(WHAT IS BEING ASKED)
Read the listing below and copy out every line that holds "JSON".

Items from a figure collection
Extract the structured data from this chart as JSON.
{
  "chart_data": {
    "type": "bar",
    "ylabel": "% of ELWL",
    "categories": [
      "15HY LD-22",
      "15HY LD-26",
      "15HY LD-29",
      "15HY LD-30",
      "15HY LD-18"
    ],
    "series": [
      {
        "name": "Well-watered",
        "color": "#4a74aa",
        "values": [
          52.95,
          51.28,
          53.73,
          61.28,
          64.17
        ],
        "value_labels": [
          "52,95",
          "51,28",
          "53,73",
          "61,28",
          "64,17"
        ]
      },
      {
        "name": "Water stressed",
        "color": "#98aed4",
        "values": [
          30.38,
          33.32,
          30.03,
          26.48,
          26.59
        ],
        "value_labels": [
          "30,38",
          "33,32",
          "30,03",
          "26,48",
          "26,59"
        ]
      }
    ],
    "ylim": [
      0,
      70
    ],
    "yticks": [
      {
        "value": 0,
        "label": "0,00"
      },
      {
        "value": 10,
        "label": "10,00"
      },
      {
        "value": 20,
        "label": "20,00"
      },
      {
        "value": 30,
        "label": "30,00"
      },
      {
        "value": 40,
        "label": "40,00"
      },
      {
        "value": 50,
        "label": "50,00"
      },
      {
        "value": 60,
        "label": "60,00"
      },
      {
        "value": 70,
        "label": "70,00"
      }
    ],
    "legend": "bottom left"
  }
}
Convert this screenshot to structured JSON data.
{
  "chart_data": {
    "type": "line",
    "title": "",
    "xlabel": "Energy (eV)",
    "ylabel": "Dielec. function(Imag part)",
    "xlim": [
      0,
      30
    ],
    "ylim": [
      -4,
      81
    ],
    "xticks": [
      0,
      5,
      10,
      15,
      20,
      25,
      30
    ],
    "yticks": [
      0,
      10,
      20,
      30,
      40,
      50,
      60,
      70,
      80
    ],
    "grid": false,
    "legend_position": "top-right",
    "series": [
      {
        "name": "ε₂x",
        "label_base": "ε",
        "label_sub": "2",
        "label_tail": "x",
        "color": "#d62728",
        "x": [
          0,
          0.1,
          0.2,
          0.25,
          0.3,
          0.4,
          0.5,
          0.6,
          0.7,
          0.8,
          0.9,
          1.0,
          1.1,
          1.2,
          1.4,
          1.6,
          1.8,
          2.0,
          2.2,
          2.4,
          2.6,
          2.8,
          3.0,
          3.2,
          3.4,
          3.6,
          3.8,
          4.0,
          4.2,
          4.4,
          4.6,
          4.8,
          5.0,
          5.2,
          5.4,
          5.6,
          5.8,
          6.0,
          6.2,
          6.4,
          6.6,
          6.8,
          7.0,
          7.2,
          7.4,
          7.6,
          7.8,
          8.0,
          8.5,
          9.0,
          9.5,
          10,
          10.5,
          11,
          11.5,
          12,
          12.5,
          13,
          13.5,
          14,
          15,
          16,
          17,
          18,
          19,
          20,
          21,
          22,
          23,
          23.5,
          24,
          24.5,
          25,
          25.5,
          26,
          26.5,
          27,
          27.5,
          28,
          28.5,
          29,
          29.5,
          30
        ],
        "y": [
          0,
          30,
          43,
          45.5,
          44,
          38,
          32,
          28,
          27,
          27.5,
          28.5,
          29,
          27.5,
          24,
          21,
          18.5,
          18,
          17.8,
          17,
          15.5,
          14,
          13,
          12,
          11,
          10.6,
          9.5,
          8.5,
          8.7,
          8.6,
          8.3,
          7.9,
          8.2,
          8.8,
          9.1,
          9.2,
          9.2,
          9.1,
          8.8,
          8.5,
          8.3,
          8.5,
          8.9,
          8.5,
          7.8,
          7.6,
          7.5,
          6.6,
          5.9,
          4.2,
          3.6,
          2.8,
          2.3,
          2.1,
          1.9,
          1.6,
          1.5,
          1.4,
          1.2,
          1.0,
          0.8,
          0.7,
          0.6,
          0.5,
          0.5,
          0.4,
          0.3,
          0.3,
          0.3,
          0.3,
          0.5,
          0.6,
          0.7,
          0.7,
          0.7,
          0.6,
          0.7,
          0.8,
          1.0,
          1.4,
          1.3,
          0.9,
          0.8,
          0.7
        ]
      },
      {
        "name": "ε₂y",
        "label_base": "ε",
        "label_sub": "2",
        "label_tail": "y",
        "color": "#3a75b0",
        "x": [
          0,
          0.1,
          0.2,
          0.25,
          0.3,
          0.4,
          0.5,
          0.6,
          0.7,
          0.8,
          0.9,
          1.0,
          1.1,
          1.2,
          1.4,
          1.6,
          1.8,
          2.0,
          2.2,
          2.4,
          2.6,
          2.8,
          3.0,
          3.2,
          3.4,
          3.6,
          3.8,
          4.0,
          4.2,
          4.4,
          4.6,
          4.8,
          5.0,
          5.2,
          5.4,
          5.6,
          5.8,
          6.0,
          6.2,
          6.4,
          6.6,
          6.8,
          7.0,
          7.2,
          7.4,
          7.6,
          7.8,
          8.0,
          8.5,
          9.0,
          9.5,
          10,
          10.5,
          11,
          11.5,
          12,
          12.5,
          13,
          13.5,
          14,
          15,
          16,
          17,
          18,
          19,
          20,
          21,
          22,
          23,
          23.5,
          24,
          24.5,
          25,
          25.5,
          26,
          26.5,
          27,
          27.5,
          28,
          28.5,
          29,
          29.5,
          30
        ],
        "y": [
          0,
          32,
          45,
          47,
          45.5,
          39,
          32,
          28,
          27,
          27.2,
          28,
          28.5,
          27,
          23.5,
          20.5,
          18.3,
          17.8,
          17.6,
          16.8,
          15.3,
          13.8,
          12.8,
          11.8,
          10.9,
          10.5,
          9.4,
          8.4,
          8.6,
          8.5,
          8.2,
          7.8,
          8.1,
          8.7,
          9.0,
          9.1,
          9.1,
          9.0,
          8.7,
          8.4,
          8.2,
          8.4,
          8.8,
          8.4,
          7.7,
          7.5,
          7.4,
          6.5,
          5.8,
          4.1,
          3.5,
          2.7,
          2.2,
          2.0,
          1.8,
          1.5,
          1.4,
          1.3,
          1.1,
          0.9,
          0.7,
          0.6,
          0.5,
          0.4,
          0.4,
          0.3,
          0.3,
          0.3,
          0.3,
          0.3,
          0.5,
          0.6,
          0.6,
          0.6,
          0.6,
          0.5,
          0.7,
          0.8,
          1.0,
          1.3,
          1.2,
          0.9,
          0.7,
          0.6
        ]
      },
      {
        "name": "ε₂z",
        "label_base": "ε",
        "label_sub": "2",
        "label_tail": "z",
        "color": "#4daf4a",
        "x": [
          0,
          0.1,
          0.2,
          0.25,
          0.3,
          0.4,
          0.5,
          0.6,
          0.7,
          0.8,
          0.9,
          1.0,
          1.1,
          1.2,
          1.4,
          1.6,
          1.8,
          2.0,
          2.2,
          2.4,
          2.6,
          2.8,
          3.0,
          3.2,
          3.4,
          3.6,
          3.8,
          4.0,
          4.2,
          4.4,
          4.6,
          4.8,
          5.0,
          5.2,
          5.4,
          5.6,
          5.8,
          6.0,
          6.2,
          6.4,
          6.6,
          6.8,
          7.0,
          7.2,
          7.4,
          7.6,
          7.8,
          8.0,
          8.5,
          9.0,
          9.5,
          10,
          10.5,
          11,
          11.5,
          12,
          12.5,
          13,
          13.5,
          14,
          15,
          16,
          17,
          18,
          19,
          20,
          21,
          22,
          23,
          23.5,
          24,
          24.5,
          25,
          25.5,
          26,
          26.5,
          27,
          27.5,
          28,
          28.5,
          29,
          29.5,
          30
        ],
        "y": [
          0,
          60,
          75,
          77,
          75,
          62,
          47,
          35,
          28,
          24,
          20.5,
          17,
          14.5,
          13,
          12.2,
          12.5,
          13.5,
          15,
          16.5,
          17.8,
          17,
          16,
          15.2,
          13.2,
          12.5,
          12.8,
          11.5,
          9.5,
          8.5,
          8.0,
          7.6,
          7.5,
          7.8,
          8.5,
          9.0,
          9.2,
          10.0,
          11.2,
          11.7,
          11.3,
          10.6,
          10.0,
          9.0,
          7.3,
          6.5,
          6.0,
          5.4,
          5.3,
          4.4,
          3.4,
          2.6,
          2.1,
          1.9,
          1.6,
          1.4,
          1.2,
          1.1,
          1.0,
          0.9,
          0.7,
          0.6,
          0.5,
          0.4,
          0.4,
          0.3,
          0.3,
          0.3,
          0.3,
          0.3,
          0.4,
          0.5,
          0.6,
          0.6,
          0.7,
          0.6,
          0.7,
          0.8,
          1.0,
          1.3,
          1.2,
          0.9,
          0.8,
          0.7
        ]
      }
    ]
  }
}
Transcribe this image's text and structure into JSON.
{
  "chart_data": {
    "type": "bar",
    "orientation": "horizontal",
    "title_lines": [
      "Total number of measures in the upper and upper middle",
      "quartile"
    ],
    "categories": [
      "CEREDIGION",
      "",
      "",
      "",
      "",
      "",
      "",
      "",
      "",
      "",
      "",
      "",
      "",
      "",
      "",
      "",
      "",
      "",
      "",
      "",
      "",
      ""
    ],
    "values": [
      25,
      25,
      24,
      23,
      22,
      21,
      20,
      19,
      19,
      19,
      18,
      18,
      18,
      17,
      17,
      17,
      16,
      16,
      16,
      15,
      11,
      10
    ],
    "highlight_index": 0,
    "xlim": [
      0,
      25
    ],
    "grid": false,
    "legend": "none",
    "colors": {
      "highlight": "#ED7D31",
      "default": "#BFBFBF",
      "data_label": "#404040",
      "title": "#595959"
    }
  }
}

(OUTPUT OF THE EXERCISE)
Extract the structured data from this chart as JSON.
Convert this screenshot to structured JSON data.
Transcribe this image's text and structure into JSON.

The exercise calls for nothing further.